→ TASK
For the entries that follow, tally the lines holding the string "cloud". Give the total and nothing else.

Figure data in JSON
━━━━━━━━━━━━━━━━

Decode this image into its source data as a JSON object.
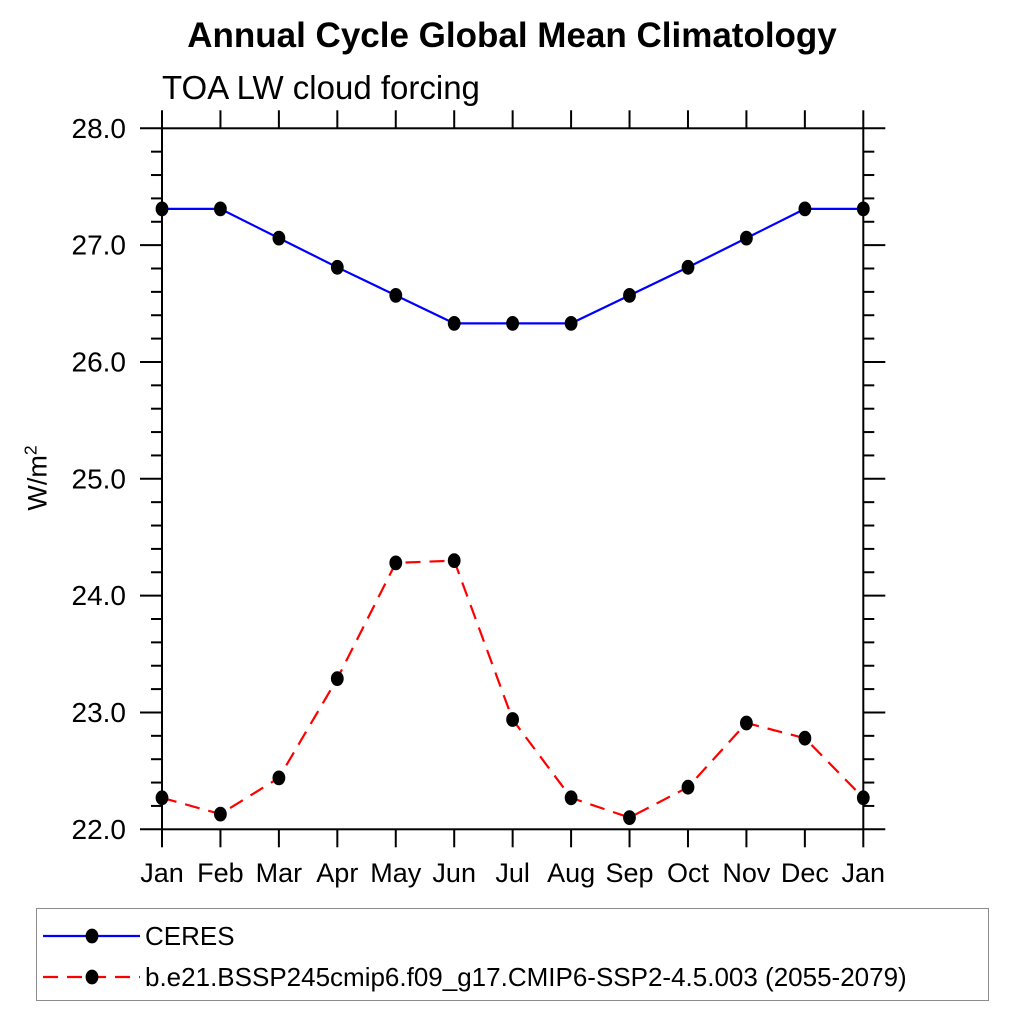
{
  "header": {
    "title": "Annual Cycle Global Mean Climatology",
    "subtitle": "TOA LW cloud forcing"
  },
  "chart_data": {
    "type": "line",
    "title": "Annual Cycle Global Mean Climatology",
    "subtitle": "TOA LW cloud forcing",
    "ylabel": "W/m²",
    "ylabel_base": "W/m",
    "ylabel_exponent": "2",
    "categories": [
      "Jan",
      "Feb",
      "Mar",
      "Apr",
      "May",
      "Jun",
      "Jul",
      "Aug",
      "Sep",
      "Oct",
      "Nov",
      "Dec",
      "Jan"
    ],
    "ylim": [
      22.0,
      28.0
    ],
    "ytick_values": [
      22,
      23,
      24,
      25,
      26,
      27,
      28
    ],
    "ytick_labels": [
      "22.0",
      "23.0",
      "24.0",
      "25.0",
      "26.0",
      "27.0",
      "28.0"
    ],
    "ytick_minor_interval": 0.2,
    "grid": false,
    "legend_position": "bottom",
    "axis_color": "#000000",
    "marker_color": "#000000",
    "series": [
      {
        "name": "CERES",
        "color": "#0000ff",
        "line_style": "solid",
        "marker": "dot",
        "values": [
          27.31,
          27.31,
          27.06,
          26.81,
          26.57,
          26.33,
          26.33,
          26.33,
          26.57,
          26.81,
          27.06,
          27.31,
          27.31
        ]
      },
      {
        "name": "b.e21.BSSP245cmip6.f09_g17.CMIP6-SSP2-4.5.003 (2055-2079)",
        "color": "#ff0000",
        "line_style": "dashed",
        "marker": "dot",
        "values": [
          22.27,
          22.13,
          22.44,
          23.29,
          24.28,
          24.3,
          22.94,
          22.27,
          22.1,
          22.36,
          22.91,
          22.78,
          22.27
        ]
      }
    ]
  },
  "legend": {
    "entries": [
      {
        "label": "CERES",
        "color": "#0000ff",
        "style": "solid"
      },
      {
        "label": "b.e21.BSSP245cmip6.f09_g17.CMIP6-SSP2-4.5.003 (2055-2079)",
        "color": "#ff0000",
        "style": "dashed"
      }
    ]
  }
}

━━━━━━━━━━━━━━━━

→ CORRECT OUTPUT
2